*TASK TO CARRY OUT*:
Find each line containing the string "data". Copy it.
━━━ ENTRIES
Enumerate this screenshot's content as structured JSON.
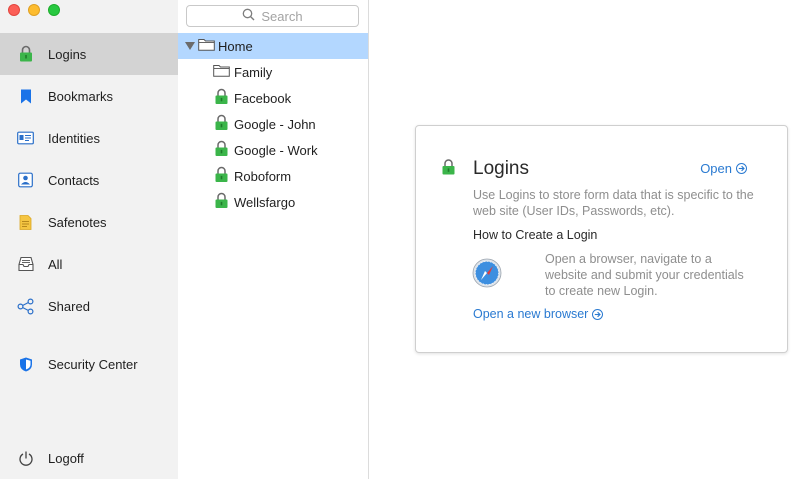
{
  "sidebar": {
    "items": [
      {
        "label": "Logins",
        "icon": "lock-icon"
      },
      {
        "label": "Bookmarks",
        "icon": "bookmark-icon"
      },
      {
        "label": "Identities",
        "icon": "identity-card-icon"
      },
      {
        "label": "Contacts",
        "icon": "contact-icon"
      },
      {
        "label": "Safenotes",
        "icon": "note-icon"
      },
      {
        "label": "All",
        "icon": "inbox-icon"
      },
      {
        "label": "Shared",
        "icon": "share-icon"
      },
      {
        "label": "Security Center",
        "icon": "shield-icon"
      },
      {
        "label": "Logoff",
        "icon": "power-icon"
      }
    ],
    "active": "Logins"
  },
  "search": {
    "placeholder": "Search"
  },
  "tree": {
    "root": "Home",
    "items": [
      "Family",
      "Facebook",
      "Google - John",
      "Google - Work",
      "Roboform",
      "Wellsfargo"
    ]
  },
  "card": {
    "title": "Logins",
    "open_label": "Open",
    "description": "Use Logins to store form data that is specific to the web site (User IDs, Passwords, etc).",
    "howto_title": "How to Create a Login",
    "steps": "Open a browser, navigate to a website and submit your credentials to create new Login.",
    "browser_link": "Open a new browser"
  },
  "colors": {
    "accent": "#2a7ad1",
    "lock_green": "#3bb54a",
    "selected_row": "#b3d7ff",
    "sidebar_active": "#d3d3d3"
  }
}
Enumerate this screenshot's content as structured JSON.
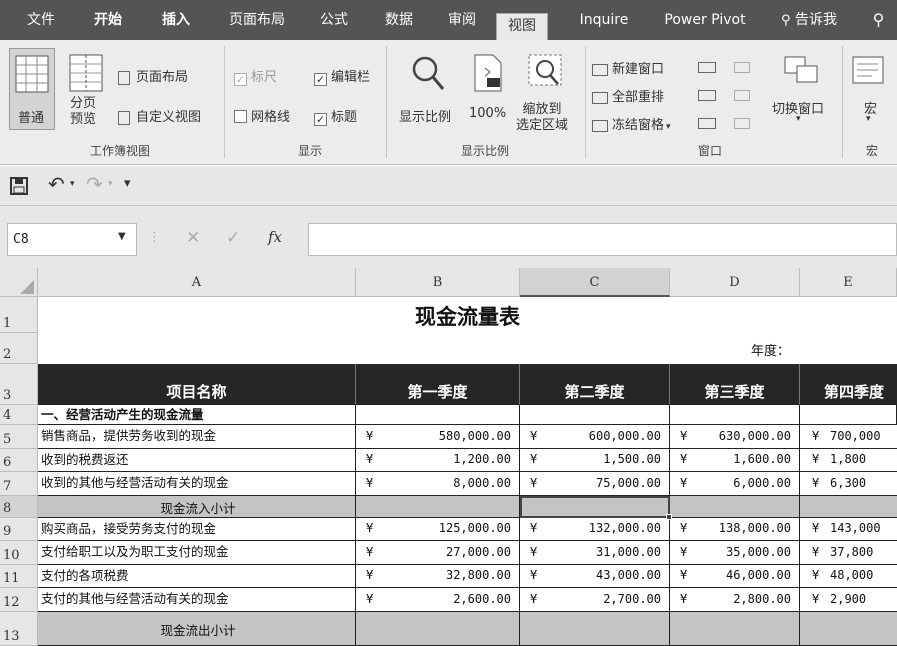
{
  "tabs": [
    "文件",
    "开始",
    "插入",
    "页面布局",
    "公式",
    "数据",
    "审阅",
    "视图",
    "Inquire",
    "Power Pivot",
    "告诉我"
  ],
  "active_tab": "视图",
  "ribbon": {
    "workbook_views": {
      "normal": "普通",
      "page_break_preview": "分页\n预览",
      "page_layout": "页面布局",
      "custom_views": "自定义视图",
      "group_label": "工作簿视图"
    },
    "show": {
      "ruler": "标尺",
      "formula_bar": "编辑栏",
      "gridlines": "网格线",
      "headings": "标题",
      "group_label": "显示"
    },
    "zoom": {
      "zoom": "显示比例",
      "zoom_100": "100%",
      "zoom_selection": "缩放到\n选定区域",
      "group_label": "显示比例"
    },
    "window": {
      "new_window": "新建窗口",
      "arrange_all": "全部重排",
      "freeze_panes": "冻结窗格",
      "switch_windows": "切换窗口",
      "group_label": "窗口"
    },
    "macros": {
      "macro": "宏",
      "group_label": "宏"
    }
  },
  "namebox": "C8",
  "formula_fx": "fx",
  "columns": [
    "A",
    "B",
    "C",
    "D",
    "E"
  ],
  "rows": [
    "1",
    "2",
    "3",
    "4",
    "5",
    "6",
    "7",
    "8",
    "9",
    "10",
    "11",
    "12",
    "13"
  ],
  "sheet": {
    "title": "现金流量表",
    "year_label": "年度：",
    "headers": [
      "项目名称",
      "第一季度",
      "第二季度",
      "第三季度",
      "第四季度"
    ],
    "section1": "一、经营活动产生的现金流量",
    "currency": "¥",
    "lines": [
      {
        "name": "销售商品，提供劳务收到的现金",
        "v": [
          "580,000.00",
          "600,000.00",
          "630,000.00",
          "700,000"
        ]
      },
      {
        "name": "收到的税费返还",
        "v": [
          "1,200.00",
          "1,500.00",
          "1,600.00",
          "1,800"
        ]
      },
      {
        "name": "收到的其他与经营活动有关的现金",
        "v": [
          "8,000.00",
          "75,000.00",
          "6,000.00",
          "6,300"
        ]
      },
      {
        "name": "现金流入小计",
        "v": [
          "",
          "",
          "",
          ""
        ]
      },
      {
        "name": "购买商品，接受劳务支付的现金",
        "v": [
          "125,000.00",
          "132,000.00",
          "138,000.00",
          "143,000"
        ]
      },
      {
        "name": "支付给职工以及为职工支付的现金",
        "v": [
          "27,000.00",
          "31,000.00",
          "35,000.00",
          "37,800"
        ]
      },
      {
        "name": "支付的各项税费",
        "v": [
          "32,800.00",
          "43,000.00",
          "46,000.00",
          "48,000"
        ]
      },
      {
        "name": "支付的其他与经营活动有关的现金",
        "v": [
          "2,600.00",
          "2,700.00",
          "2,800.00",
          "2,900"
        ]
      },
      {
        "name": "现金流出小计",
        "v": [
          "",
          "",
          "",
          ""
        ]
      }
    ]
  }
}
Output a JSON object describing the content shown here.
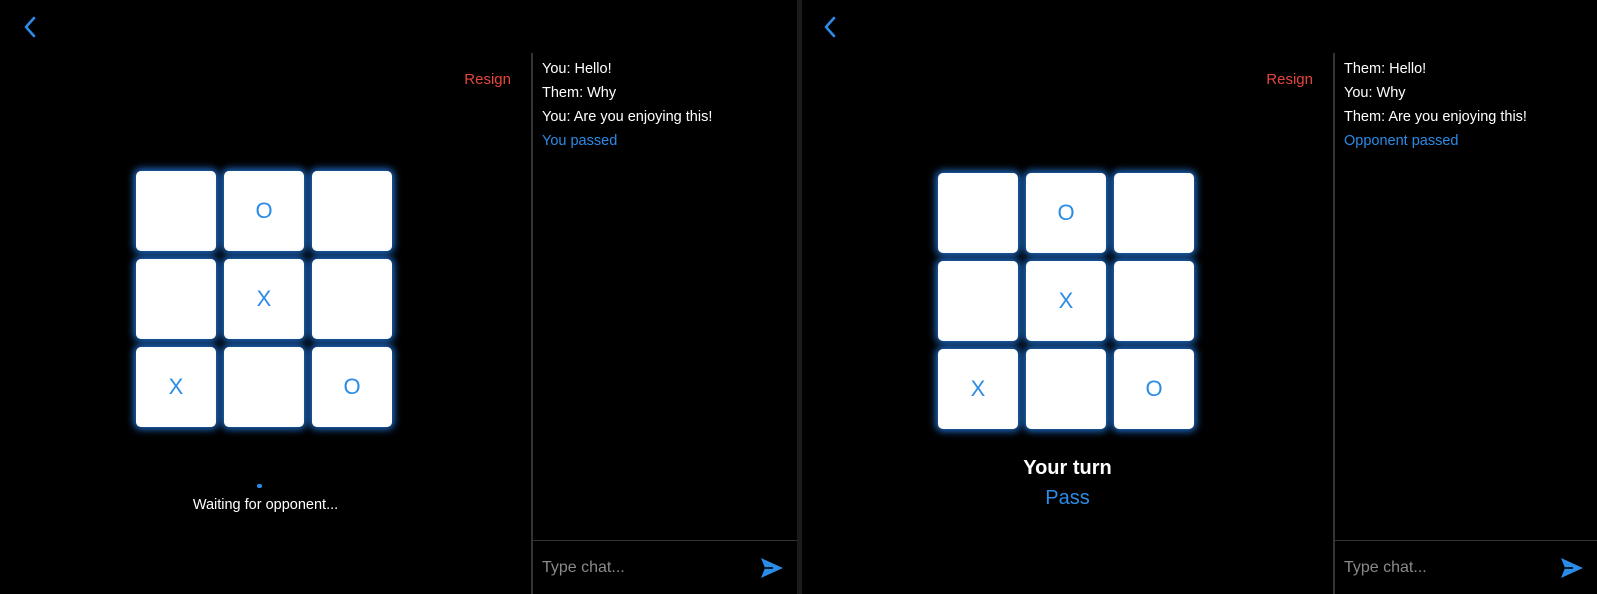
{
  "colors": {
    "accent": "#2b8be6",
    "resign": "#e5463d",
    "background": "#000000"
  },
  "left_panel": {
    "back_icon": "chevron-left-icon",
    "resign_label": "Resign",
    "board": [
      "",
      "O",
      "",
      "",
      "X",
      "",
      "X",
      "",
      "O"
    ],
    "status": "Waiting for opponent...",
    "chat": {
      "messages": [
        "You: Hello!",
        "Them: Why",
        "You: Are you enjoying this!"
      ],
      "system_message": "You passed",
      "placeholder": "Type chat...",
      "send_icon": "send-icon"
    }
  },
  "right_panel": {
    "back_icon": "chevron-left-icon",
    "resign_label": "Resign",
    "board": [
      "",
      "O",
      "",
      "",
      "X",
      "",
      "X",
      "",
      "O"
    ],
    "turn_label": "Your turn",
    "pass_label": "Pass",
    "chat": {
      "messages": [
        "Them: Hello!",
        "You: Why",
        "Them: Are you enjoying this!"
      ],
      "system_message": "Opponent passed",
      "placeholder": "Type chat...",
      "send_icon": "send-icon"
    }
  }
}
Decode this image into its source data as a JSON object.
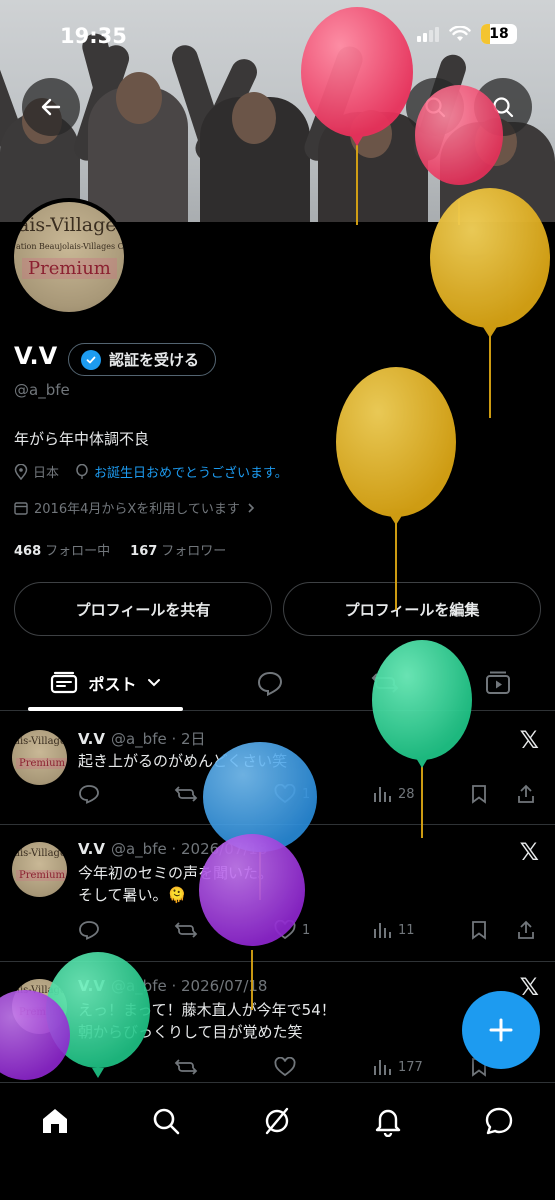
━━━━━━
*SOLUTION TO THIS TASK*:
    "description": "Use Logins to store form data that is specific to the web site (User IDs, Passwords, etc).",
Decode this image into its source data as a JSON object.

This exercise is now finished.